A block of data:
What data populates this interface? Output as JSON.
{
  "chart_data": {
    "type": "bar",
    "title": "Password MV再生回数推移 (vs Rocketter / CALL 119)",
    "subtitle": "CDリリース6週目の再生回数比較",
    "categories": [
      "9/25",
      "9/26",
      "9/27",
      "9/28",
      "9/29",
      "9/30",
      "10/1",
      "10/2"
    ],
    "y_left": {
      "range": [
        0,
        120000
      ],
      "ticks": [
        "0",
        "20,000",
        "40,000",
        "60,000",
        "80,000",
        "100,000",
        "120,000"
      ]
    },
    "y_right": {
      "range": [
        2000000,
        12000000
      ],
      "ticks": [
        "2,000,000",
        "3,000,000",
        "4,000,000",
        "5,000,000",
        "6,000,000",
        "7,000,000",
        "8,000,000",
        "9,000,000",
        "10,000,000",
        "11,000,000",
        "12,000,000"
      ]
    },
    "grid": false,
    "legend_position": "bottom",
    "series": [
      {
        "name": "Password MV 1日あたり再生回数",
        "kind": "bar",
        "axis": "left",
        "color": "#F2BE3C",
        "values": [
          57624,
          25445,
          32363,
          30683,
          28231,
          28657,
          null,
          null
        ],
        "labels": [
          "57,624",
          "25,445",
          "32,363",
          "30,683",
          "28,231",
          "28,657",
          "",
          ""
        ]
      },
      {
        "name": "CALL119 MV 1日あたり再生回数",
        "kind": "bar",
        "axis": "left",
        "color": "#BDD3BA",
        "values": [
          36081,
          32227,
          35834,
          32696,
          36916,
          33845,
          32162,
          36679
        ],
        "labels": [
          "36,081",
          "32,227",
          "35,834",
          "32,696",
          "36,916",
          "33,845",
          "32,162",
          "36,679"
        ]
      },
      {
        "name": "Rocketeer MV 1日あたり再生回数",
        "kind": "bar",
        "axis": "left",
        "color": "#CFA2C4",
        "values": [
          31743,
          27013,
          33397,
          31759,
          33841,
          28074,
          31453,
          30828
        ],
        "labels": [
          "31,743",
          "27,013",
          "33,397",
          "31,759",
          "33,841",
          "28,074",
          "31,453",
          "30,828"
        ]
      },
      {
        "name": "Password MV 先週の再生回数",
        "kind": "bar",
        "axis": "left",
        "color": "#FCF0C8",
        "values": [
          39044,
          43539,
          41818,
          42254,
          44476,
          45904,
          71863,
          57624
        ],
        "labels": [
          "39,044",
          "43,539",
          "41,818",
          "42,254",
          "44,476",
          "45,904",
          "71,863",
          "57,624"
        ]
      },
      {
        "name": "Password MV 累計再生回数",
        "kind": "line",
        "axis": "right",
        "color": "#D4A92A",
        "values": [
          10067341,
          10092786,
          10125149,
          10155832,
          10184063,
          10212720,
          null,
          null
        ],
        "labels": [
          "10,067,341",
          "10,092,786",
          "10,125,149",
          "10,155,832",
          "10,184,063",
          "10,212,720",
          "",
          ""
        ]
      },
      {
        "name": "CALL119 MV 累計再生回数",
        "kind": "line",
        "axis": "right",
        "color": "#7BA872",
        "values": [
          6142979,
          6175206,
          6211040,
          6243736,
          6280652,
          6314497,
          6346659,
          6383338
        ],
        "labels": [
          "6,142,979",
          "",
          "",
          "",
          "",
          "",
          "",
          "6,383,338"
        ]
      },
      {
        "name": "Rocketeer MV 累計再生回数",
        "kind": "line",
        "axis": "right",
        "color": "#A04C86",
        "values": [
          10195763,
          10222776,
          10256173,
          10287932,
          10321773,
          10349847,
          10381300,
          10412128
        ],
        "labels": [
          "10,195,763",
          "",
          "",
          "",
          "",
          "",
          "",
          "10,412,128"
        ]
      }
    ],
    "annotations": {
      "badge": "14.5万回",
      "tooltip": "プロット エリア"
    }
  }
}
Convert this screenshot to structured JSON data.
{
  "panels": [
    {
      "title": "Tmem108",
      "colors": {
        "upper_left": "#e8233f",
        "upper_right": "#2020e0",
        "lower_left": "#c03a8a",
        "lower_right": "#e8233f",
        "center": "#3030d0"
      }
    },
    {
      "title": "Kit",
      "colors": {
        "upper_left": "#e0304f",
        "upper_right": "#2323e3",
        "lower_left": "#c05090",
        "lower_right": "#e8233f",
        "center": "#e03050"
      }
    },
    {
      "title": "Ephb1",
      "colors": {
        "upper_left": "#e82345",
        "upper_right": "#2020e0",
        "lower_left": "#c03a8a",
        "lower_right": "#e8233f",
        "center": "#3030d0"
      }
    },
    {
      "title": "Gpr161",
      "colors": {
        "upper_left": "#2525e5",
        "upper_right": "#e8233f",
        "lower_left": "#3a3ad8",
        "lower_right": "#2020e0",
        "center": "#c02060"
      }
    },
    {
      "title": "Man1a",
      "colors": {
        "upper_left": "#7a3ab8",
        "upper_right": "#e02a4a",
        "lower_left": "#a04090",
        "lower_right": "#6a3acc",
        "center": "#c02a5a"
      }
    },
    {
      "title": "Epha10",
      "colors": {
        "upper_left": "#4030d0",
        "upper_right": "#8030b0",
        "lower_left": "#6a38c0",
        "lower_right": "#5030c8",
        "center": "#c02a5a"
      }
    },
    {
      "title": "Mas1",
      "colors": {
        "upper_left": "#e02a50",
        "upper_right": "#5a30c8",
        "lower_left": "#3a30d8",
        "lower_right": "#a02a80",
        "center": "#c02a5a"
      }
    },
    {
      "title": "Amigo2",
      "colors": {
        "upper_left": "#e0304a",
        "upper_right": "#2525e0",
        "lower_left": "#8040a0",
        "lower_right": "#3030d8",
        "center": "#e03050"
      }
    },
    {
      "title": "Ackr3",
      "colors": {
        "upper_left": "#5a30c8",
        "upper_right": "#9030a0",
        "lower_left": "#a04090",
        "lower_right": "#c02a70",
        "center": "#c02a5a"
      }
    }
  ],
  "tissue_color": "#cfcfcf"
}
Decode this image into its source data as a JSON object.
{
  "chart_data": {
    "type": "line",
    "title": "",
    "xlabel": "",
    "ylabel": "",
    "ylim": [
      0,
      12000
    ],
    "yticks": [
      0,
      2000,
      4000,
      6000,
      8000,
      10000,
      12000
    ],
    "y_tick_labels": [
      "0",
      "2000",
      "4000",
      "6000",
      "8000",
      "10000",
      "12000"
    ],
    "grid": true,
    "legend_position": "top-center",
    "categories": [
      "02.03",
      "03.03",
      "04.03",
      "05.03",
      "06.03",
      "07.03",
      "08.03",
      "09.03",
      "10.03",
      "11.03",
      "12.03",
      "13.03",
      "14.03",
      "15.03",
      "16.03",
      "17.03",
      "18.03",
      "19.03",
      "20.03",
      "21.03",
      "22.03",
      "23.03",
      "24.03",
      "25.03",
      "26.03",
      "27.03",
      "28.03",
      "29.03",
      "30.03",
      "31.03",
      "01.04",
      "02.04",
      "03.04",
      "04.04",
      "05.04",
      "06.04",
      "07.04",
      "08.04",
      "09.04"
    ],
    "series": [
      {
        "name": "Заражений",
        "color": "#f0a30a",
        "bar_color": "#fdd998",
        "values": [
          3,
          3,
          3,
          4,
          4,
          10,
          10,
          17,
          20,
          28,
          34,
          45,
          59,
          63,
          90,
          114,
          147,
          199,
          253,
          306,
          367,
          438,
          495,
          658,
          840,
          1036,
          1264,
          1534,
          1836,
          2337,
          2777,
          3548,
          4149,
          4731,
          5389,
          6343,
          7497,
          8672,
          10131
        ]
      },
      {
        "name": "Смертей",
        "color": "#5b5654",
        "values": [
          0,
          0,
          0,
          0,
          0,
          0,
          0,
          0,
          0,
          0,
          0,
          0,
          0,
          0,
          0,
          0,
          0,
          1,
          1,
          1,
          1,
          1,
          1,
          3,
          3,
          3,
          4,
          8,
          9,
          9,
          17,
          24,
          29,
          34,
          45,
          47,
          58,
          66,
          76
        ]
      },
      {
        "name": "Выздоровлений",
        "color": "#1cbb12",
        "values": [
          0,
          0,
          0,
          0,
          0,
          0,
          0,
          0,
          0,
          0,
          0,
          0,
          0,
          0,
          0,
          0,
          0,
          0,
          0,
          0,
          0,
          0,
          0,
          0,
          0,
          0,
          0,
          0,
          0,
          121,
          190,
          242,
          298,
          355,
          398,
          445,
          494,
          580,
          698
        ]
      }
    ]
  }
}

Task:
Look through the entries above and report each line where the string "this" occurs.

Solution to the exercise:
What data populates this interface? Output as JSON.
Convert this screenshot to structured JSON data.
Decode this image into its source data as a JSON object.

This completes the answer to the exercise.